[Begin]
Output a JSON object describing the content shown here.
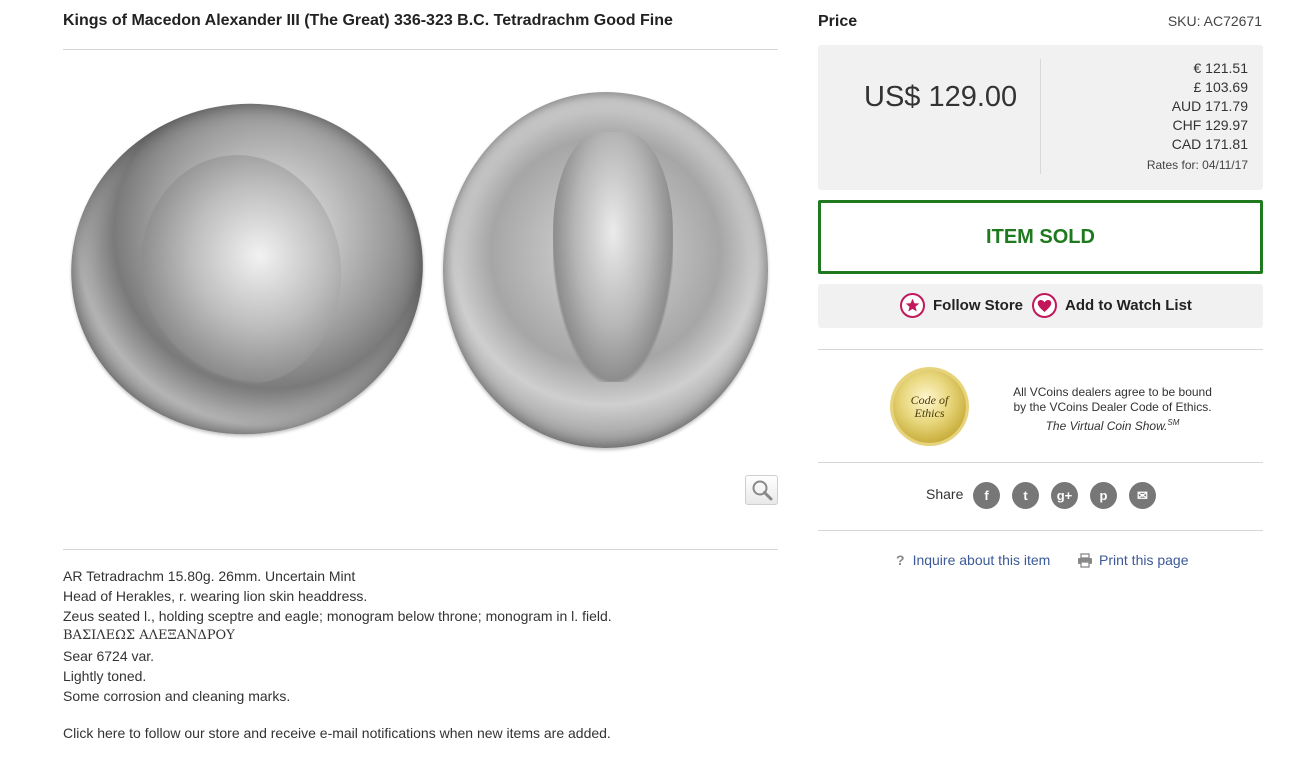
{
  "listing": {
    "title": "Kings of Macedon Alexander III (The Great) 336-323 B.C. Tetradrachm Good Fine"
  },
  "icons": {
    "zoom": "magnifier-icon",
    "follow": "star-icon",
    "watch": "heart-icon",
    "inquire": "question-icon",
    "print": "printer-icon"
  },
  "description": {
    "lines": [
      "AR Tetradrachm 15.80g. 26mm. Uncertain Mint",
      "Head of Herakles, r. wearing lion skin headdress.",
      "Zeus seated l., holding sceptre and eagle; monogram below throne; monogram in l. field.",
      "ΒΑΣΙΛΕΩΣ ΑΛΕΞΑΝΔΡΟΥ",
      "Sear 6724 var.",
      "Lightly toned.",
      "Some corrosion and cleaning marks."
    ],
    "follow_text": "Click here to follow our store and receive e-mail notifications when new items are added."
  },
  "pricing": {
    "label": "Price",
    "sku": "SKU: AC72671",
    "usd": "US$ 129.00",
    "conversions": [
      "€ 121.51",
      "£ 103.69",
      "AUD 171.79",
      "CHF 129.97",
      "CAD 171.81"
    ],
    "rates_note": "Rates for: 04/11/17"
  },
  "status": {
    "sold_label": "ITEM SOLD",
    "sold_color": "#1f7a1f"
  },
  "actions": {
    "follow_label": "Follow Store",
    "watch_label": "Add to Watch List",
    "accent_color": "#c2185b"
  },
  "ethics": {
    "seal_line1": "Code of",
    "seal_line2": "Ethics",
    "text_line1": "All VCoins dealers agree to be bound",
    "text_line2": "by the VCoins Dealer Code of Ethics.",
    "text_line3": "The Virtual Coin Show.",
    "text_sup": "SM"
  },
  "share": {
    "label": "Share",
    "networks": [
      {
        "name": "facebook-icon",
        "glyph": "f"
      },
      {
        "name": "twitter-icon",
        "glyph": "t"
      },
      {
        "name": "google-plus-icon",
        "glyph": "g+"
      },
      {
        "name": "pinterest-icon",
        "glyph": "p"
      },
      {
        "name": "email-icon",
        "glyph": "✉"
      }
    ]
  },
  "links": {
    "inquire": "Inquire about this item",
    "print": "Print this page"
  }
}
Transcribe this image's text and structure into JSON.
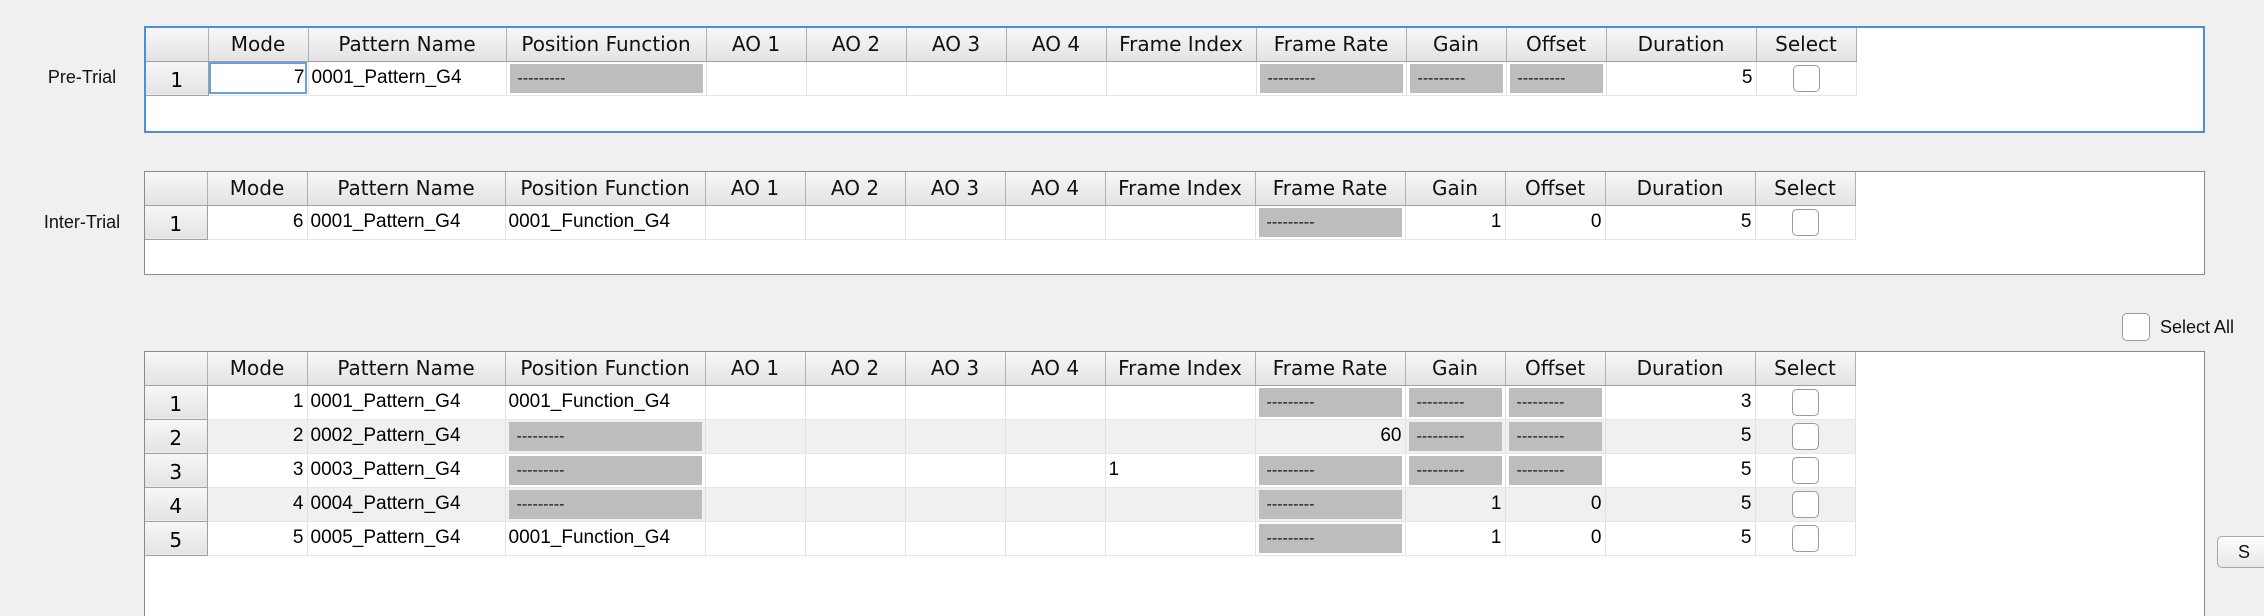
{
  "columns": [
    "Mode",
    "Pattern Name",
    "Position Function",
    "AO 1",
    "AO 2",
    "AO 3",
    "AO 4",
    "Frame Index",
    "Frame Rate",
    "Gain",
    "Offset",
    "Duration",
    "Select"
  ],
  "disabled_text": "---------",
  "pretrial": {
    "label": "Pre-Trial",
    "rows": [
      {
        "num": "1",
        "mode": "7",
        "pattern": "0001_Pattern_G4",
        "position": "---------",
        "ao1": "",
        "ao2": "",
        "ao3": "",
        "ao4": "",
        "frame_index": "",
        "frame_rate": "---------",
        "gain": "---------",
        "offset": "---------",
        "duration": "5"
      }
    ]
  },
  "intertrial": {
    "label": "Inter-Trial",
    "rows": [
      {
        "num": "1",
        "mode": "6",
        "pattern": "0001_Pattern_G4",
        "position": "0001_Function_G4",
        "ao1": "",
        "ao2": "",
        "ao3": "",
        "ao4": "",
        "frame_index": "",
        "frame_rate": "---------",
        "gain": "1",
        "offset": "0",
        "duration": "5"
      }
    ]
  },
  "block": {
    "select_all_label": "Select All",
    "rows": [
      {
        "num": "1",
        "mode": "1",
        "pattern": "0001_Pattern_G4",
        "position": "0001_Function_G4",
        "ao1": "",
        "ao2": "",
        "ao3": "",
        "ao4": "",
        "frame_index": "",
        "frame_rate": "---------",
        "gain": "---------",
        "offset": "---------",
        "duration": "3"
      },
      {
        "num": "2",
        "mode": "2",
        "pattern": "0002_Pattern_G4",
        "position": "---------",
        "ao1": "",
        "ao2": "",
        "ao3": "",
        "ao4": "",
        "frame_index": "",
        "frame_rate": "60",
        "gain": "---------",
        "offset": "---------",
        "duration": "5"
      },
      {
        "num": "3",
        "mode": "3",
        "pattern": "0003_Pattern_G4",
        "position": "---------",
        "ao1": "",
        "ao2": "",
        "ao3": "",
        "ao4": "",
        "frame_index": "1",
        "frame_rate": "---------",
        "gain": "---------",
        "offset": "---------",
        "duration": "5"
      },
      {
        "num": "4",
        "mode": "4",
        "pattern": "0004_Pattern_G4",
        "position": "---------",
        "ao1": "",
        "ao2": "",
        "ao3": "",
        "ao4": "",
        "frame_index": "",
        "frame_rate": "---------",
        "gain": "1",
        "offset": "0",
        "duration": "5"
      },
      {
        "num": "5",
        "mode": "5",
        "pattern": "0005_Pattern_G4",
        "position": "0001_Function_G4",
        "ao1": "",
        "ao2": "",
        "ao3": "",
        "ao4": "",
        "frame_index": "",
        "frame_rate": "---------",
        "gain": "1",
        "offset": "0",
        "duration": "5"
      }
    ]
  },
  "side_button_label": "S",
  "colors": {
    "active_border": "#4a90d9",
    "disabled_cell": "#bdbdbd",
    "alt_row": "#f0f0f0",
    "background": "#f0f0f0"
  }
}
[End]
Problem details:
Repeat the listing in full and exactly. Do not include any images.

Output for this task:
Output a JSON object describing the content shown here.
{
  "listing": {
    "title": "Kings of Macedon Alexander III (The Great) 336-323 B.C. Tetradrachm Good Fine"
  },
  "icons": {
    "zoom": "magnifier-icon",
    "follow": "star-icon",
    "watch": "heart-icon",
    "inquire": "question-icon",
    "print": "printer-icon"
  },
  "description": {
    "lines": [
      "AR Tetradrachm 15.80g. 26mm. Uncertain Mint",
      "Head of Herakles, r. wearing lion skin headdress.",
      "Zeus seated l., holding sceptre and eagle; monogram below throne; monogram in l. field.",
      "ΒΑΣΙΛΕΩΣ ΑΛΕΞΑΝΔΡΟΥ",
      "Sear 6724 var.",
      "Lightly toned.",
      "Some corrosion and cleaning marks."
    ],
    "follow_text": "Click here to follow our store and receive e-mail notifications when new items are added."
  },
  "pricing": {
    "label": "Price",
    "sku": "SKU: AC72671",
    "usd": "US$ 129.00",
    "conversions": [
      "€ 121.51",
      "£ 103.69",
      "AUD 171.79",
      "CHF 129.97",
      "CAD 171.81"
    ],
    "rates_note": "Rates for: 04/11/17"
  },
  "status": {
    "sold_label": "ITEM SOLD",
    "sold_color": "#1f7a1f"
  },
  "actions": {
    "follow_label": "Follow Store",
    "watch_label": "Add to Watch List",
    "accent_color": "#c2185b"
  },
  "ethics": {
    "seal_line1": "Code of",
    "seal_line2": "Ethics",
    "text_line1": "All VCoins dealers agree to be bound",
    "text_line2": "by the VCoins Dealer Code of Ethics.",
    "text_line3": "The Virtual Coin Show.",
    "text_sup": "SM"
  },
  "share": {
    "label": "Share",
    "networks": [
      {
        "name": "facebook-icon",
        "glyph": "f"
      },
      {
        "name": "twitter-icon",
        "glyph": "t"
      },
      {
        "name": "google-plus-icon",
        "glyph": "g+"
      },
      {
        "name": "pinterest-icon",
        "glyph": "p"
      },
      {
        "name": "email-icon",
        "glyph": "✉"
      }
    ]
  },
  "links": {
    "inquire": "Inquire about this item",
    "print": "Print this page"
  }
}
Transcribe this image's text and structure into JSON.
{
  "columns": [
    "Mode",
    "Pattern Name",
    "Position Function",
    "AO 1",
    "AO 2",
    "AO 3",
    "AO 4",
    "Frame Index",
    "Frame Rate",
    "Gain",
    "Offset",
    "Duration",
    "Select"
  ],
  "disabled_text": "---------",
  "pretrial": {
    "label": "Pre-Trial",
    "rows": [
      {
        "num": "1",
        "mode": "7",
        "pattern": "0001_Pattern_G4",
        "position": "---------",
        "ao1": "",
        "ao2": "",
        "ao3": "",
        "ao4": "",
        "frame_index": "",
        "frame_rate": "---------",
        "gain": "---------",
        "offset": "---------",
        "duration": "5"
      }
    ]
  },
  "intertrial": {
    "label": "Inter-Trial",
    "rows": [
      {
        "num": "1",
        "mode": "6",
        "pattern": "0001_Pattern_G4",
        "position": "0001_Function_G4",
        "ao1": "",
        "ao2": "",
        "ao3": "",
        "ao4": "",
        "frame_index": "",
        "frame_rate": "---------",
        "gain": "1",
        "offset": "0",
        "duration": "5"
      }
    ]
  },
  "block": {
    "select_all_label": "Select All",
    "rows": [
      {
        "num": "1",
        "mode": "1",
        "pattern": "0001_Pattern_G4",
        "position": "0001_Function_G4",
        "ao1": "",
        "ao2": "",
        "ao3": "",
        "ao4": "",
        "frame_index": "",
        "frame_rate": "---------",
        "gain": "---------",
        "offset": "---------",
        "duration": "3"
      },
      {
        "num": "2",
        "mode": "2",
        "pattern": "0002_Pattern_G4",
        "position": "---------",
        "ao1": "",
        "ao2": "",
        "ao3": "",
        "ao4": "",
        "frame_index": "",
        "frame_rate": "60",
        "gain": "---------",
        "offset": "---------",
        "duration": "5"
      },
      {
        "num": "3",
        "mode": "3",
        "pattern": "0003_Pattern_G4",
        "position": "---------",
        "ao1": "",
        "ao2": "",
        "ao3": "",
        "ao4": "",
        "frame_index": "1",
        "frame_rate": "---------",
        "gain": "---------",
        "offset": "---------",
        "duration": "5"
      },
      {
        "num": "4",
        "mode": "4",
        "pattern": "0004_Pattern_G4",
        "position": "---------",
        "ao1": "",
        "ao2": "",
        "ao3": "",
        "ao4": "",
        "frame_index": "",
        "frame_rate": "---------",
        "gain": "1",
        "offset": "0",
        "duration": "5"
      },
      {
        "num": "5",
        "mode": "5",
        "pattern": "0005_Pattern_G4",
        "position": "0001_Function_G4",
        "ao1": "",
        "ao2": "",
        "ao3": "",
        "ao4": "",
        "frame_index": "",
        "frame_rate": "---------",
        "gain": "1",
        "offset": "0",
        "duration": "5"
      }
    ]
  },
  "side_button_label": "S",
  "colors": {
    "active_border": "#4a90d9",
    "disabled_cell": "#bdbdbd",
    "alt_row": "#f0f0f0",
    "background": "#f0f0f0"
  }
}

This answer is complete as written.